### What the task asks
Copy out the listing in full, exactly as written, but not its pictures.

### Record excerpts
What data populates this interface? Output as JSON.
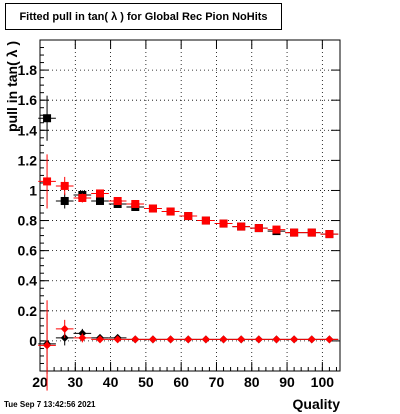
{
  "title": "Fitted pull in tan( λ ) for Global Rec Pion NoHits",
  "timestamp": "Tue Sep  7 13:42:56 2021",
  "chart_data": {
    "type": "scatter",
    "title": "Fitted pull in tan( λ ) for Global Rec Pion NoHits",
    "xlabel": "Quality",
    "ylabel": "pull in tan( λ )",
    "xlim": [
      20,
      105
    ],
    "ylim": [
      -0.2,
      2.0
    ],
    "x_ticks": [
      20,
      30,
      40,
      50,
      60,
      70,
      80,
      90,
      100
    ],
    "y_ticks": [
      0,
      0.2,
      0.4,
      0.6,
      0.8,
      1,
      1.2,
      1.4,
      1.6,
      1.8
    ],
    "grid": true,
    "series": [
      {
        "marker": "square",
        "color": "#000000",
        "x": [
          22,
          27,
          32,
          37,
          42,
          47,
          52,
          57,
          62,
          67,
          72,
          77,
          82,
          87,
          92,
          97,
          102
        ],
        "y": [
          1.48,
          0.93,
          0.97,
          0.93,
          0.91,
          0.89,
          0.88,
          0.86,
          0.83,
          0.8,
          0.78,
          0.76,
          0.75,
          0.73,
          0.72,
          0.72,
          0.71
        ],
        "yerr": [
          0.15,
          0.05,
          0.03,
          0.02,
          0.01,
          0.01,
          0.01,
          0.01,
          0.01,
          0.01,
          0.01,
          0.01,
          0.01,
          0.01,
          0.01,
          0.01,
          0.01
        ]
      },
      {
        "marker": "square",
        "color": "#ff0000",
        "x": [
          22,
          27,
          32,
          37,
          42,
          47,
          52,
          57,
          62,
          67,
          72,
          77,
          82,
          87,
          92,
          97,
          102
        ],
        "y": [
          1.06,
          1.03,
          0.95,
          0.98,
          0.93,
          0.91,
          0.88,
          0.86,
          0.83,
          0.8,
          0.78,
          0.76,
          0.75,
          0.74,
          0.72,
          0.72,
          0.71
        ],
        "yerr": [
          0.18,
          0.06,
          0.03,
          0.02,
          0.02,
          0.01,
          0.01,
          0.01,
          0.01,
          0.01,
          0.01,
          0.01,
          0.01,
          0.01,
          0.01,
          0.01,
          0.01
        ]
      },
      {
        "marker": "diamond",
        "color": "#000000",
        "x": [
          22,
          27,
          32,
          37,
          42,
          47,
          52,
          57,
          62,
          67,
          72,
          77,
          82,
          87,
          92,
          97,
          102
        ],
        "y": [
          -0.02,
          0.02,
          0.05,
          0.02,
          0.02,
          0.01,
          0.01,
          0.01,
          0.01,
          0.01,
          0.01,
          0.01,
          0.01,
          0.01,
          0.01,
          0.01,
          0.01
        ],
        "yerr": [
          0.2,
          0.05,
          0.03,
          0.02,
          0.01,
          0.01,
          0.01,
          0.01,
          0.01,
          0.01,
          0.01,
          0.01,
          0.01,
          0.01,
          0.01,
          0.01,
          0.01
        ]
      },
      {
        "marker": "diamond",
        "color": "#ff0000",
        "x": [
          22,
          27,
          32,
          37,
          42,
          47,
          52,
          57,
          62,
          67,
          72,
          77,
          82,
          87,
          92,
          97,
          102
        ],
        "y": [
          -0.03,
          0.08,
          0.02,
          0.01,
          0.01,
          0.01,
          0.01,
          0.01,
          0.01,
          0.01,
          0.01,
          0.01,
          0.01,
          0.01,
          0.01,
          0.01,
          0.01
        ],
        "yerr": [
          0.3,
          0.06,
          0.03,
          0.02,
          0.01,
          0.01,
          0.01,
          0.01,
          0.01,
          0.01,
          0.01,
          0.01,
          0.01,
          0.01,
          0.01,
          0.01,
          0.01
        ]
      }
    ]
  }
}
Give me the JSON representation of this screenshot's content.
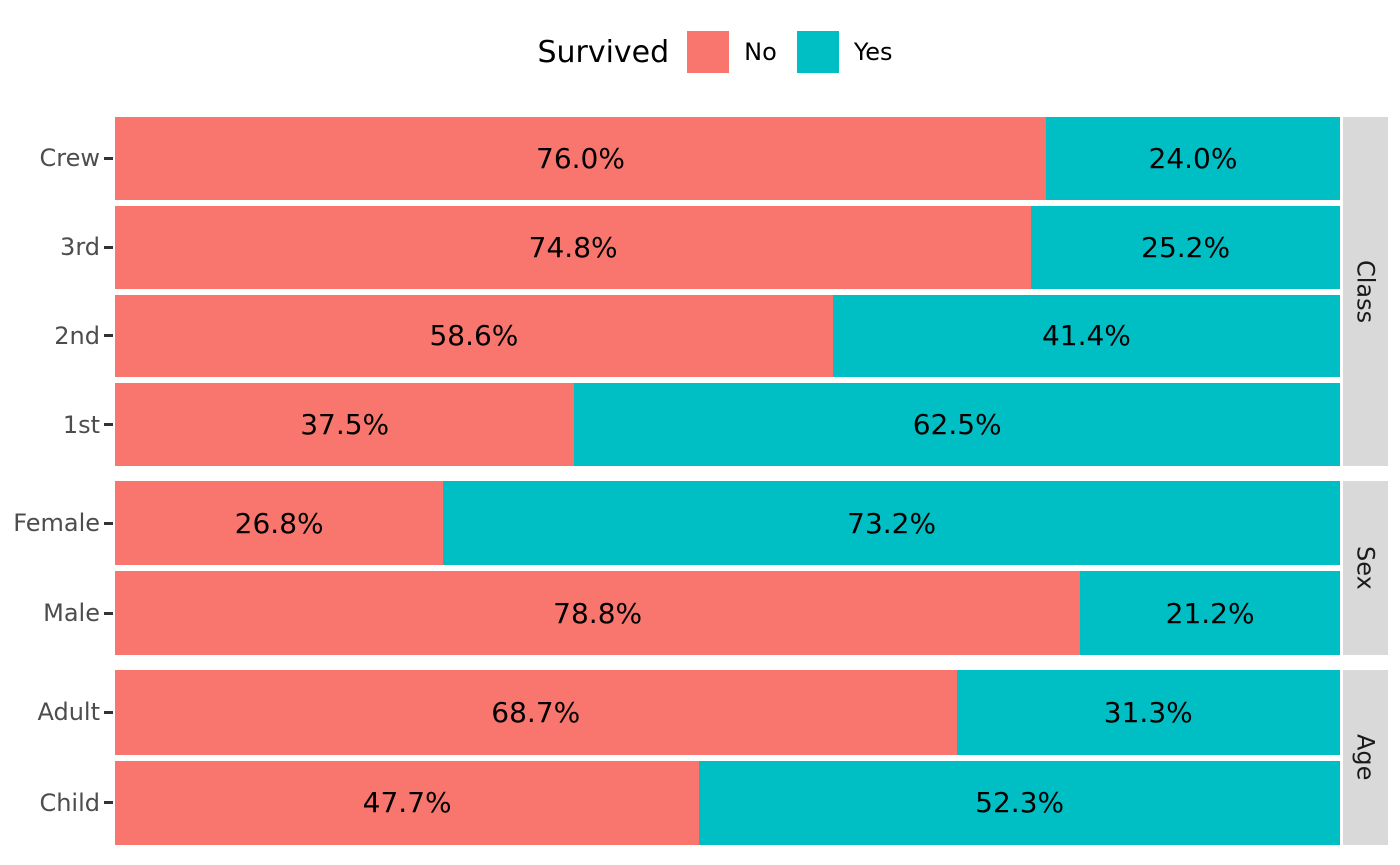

### Final result
What data populates this interface? Output as JSON.
{
  "title": "Fitted pull in tan( λ ) for Global Rec Pion NoHits",
  "timestamp": "Tue Sep  7 13:42:56 2021",
  "chart_data": {
    "type": "scatter",
    "title": "Fitted pull in tan( λ ) for Global Rec Pion NoHits",
    "xlabel": "Quality",
    "ylabel": "pull in tan( λ )",
    "xlim": [
      20,
      105
    ],
    "ylim": [
      -0.2,
      2.0
    ],
    "x_ticks": [
      20,
      30,
      40,
      50,
      60,
      70,
      80,
      90,
      100
    ],
    "y_ticks": [
      0,
      0.2,
      0.4,
      0.6,
      0.8,
      1,
      1.2,
      1.4,
      1.6,
      1.8
    ],
    "grid": true,
    "series": [
      {
        "marker": "square",
        "color": "#000000",
        "x": [
          22,
          27,
          32,
          37,
          42,
          47,
          52,
          57,
          62,
          67,
          72,
          77,
          82,
          87,
          92,
          97,
          102
        ],
        "y": [
          1.48,
          0.93,
          0.97,
          0.93,
          0.91,
          0.89,
          0.88,
          0.86,
          0.83,
          0.8,
          0.78,
          0.76,
          0.75,
          0.73,
          0.72,
          0.72,
          0.71
        ],
        "yerr": [
          0.15,
          0.05,
          0.03,
          0.02,
          0.01,
          0.01,
          0.01,
          0.01,
          0.01,
          0.01,
          0.01,
          0.01,
          0.01,
          0.01,
          0.01,
          0.01,
          0.01
        ]
      },
      {
        "marker": "square",
        "color": "#ff0000",
        "x": [
          22,
          27,
          32,
          37,
          42,
          47,
          52,
          57,
          62,
          67,
          72,
          77,
          82,
          87,
          92,
          97,
          102
        ],
        "y": [
          1.06,
          1.03,
          0.95,
          0.98,
          0.93,
          0.91,
          0.88,
          0.86,
          0.83,
          0.8,
          0.78,
          0.76,
          0.75,
          0.74,
          0.72,
          0.72,
          0.71
        ],
        "yerr": [
          0.18,
          0.06,
          0.03,
          0.02,
          0.02,
          0.01,
          0.01,
          0.01,
          0.01,
          0.01,
          0.01,
          0.01,
          0.01,
          0.01,
          0.01,
          0.01,
          0.01
        ]
      },
      {
        "marker": "diamond",
        "color": "#000000",
        "x": [
          22,
          27,
          32,
          37,
          42,
          47,
          52,
          57,
          62,
          67,
          72,
          77,
          82,
          87,
          92,
          97,
          102
        ],
        "y": [
          -0.02,
          0.02,
          0.05,
          0.02,
          0.02,
          0.01,
          0.01,
          0.01,
          0.01,
          0.01,
          0.01,
          0.01,
          0.01,
          0.01,
          0.01,
          0.01,
          0.01
        ],
        "yerr": [
          0.2,
          0.05,
          0.03,
          0.02,
          0.01,
          0.01,
          0.01,
          0.01,
          0.01,
          0.01,
          0.01,
          0.01,
          0.01,
          0.01,
          0.01,
          0.01,
          0.01
        ]
      },
      {
        "marker": "diamond",
        "color": "#ff0000",
        "x": [
          22,
          27,
          32,
          37,
          42,
          47,
          52,
          57,
          62,
          67,
          72,
          77,
          82,
          87,
          92,
          97,
          102
        ],
        "y": [
          -0.03,
          0.08,
          0.02,
          0.01,
          0.01,
          0.01,
          0.01,
          0.01,
          0.01,
          0.01,
          0.01,
          0.01,
          0.01,
          0.01,
          0.01,
          0.01,
          0.01
        ],
        "yerr": [
          0.3,
          0.06,
          0.03,
          0.02,
          0.01,
          0.01,
          0.01,
          0.01,
          0.01,
          0.01,
          0.01,
          0.01,
          0.01,
          0.01,
          0.01,
          0.01,
          0.01
        ]
      }
    ]
  }
}
Give me the JSON representation of this screenshot's content.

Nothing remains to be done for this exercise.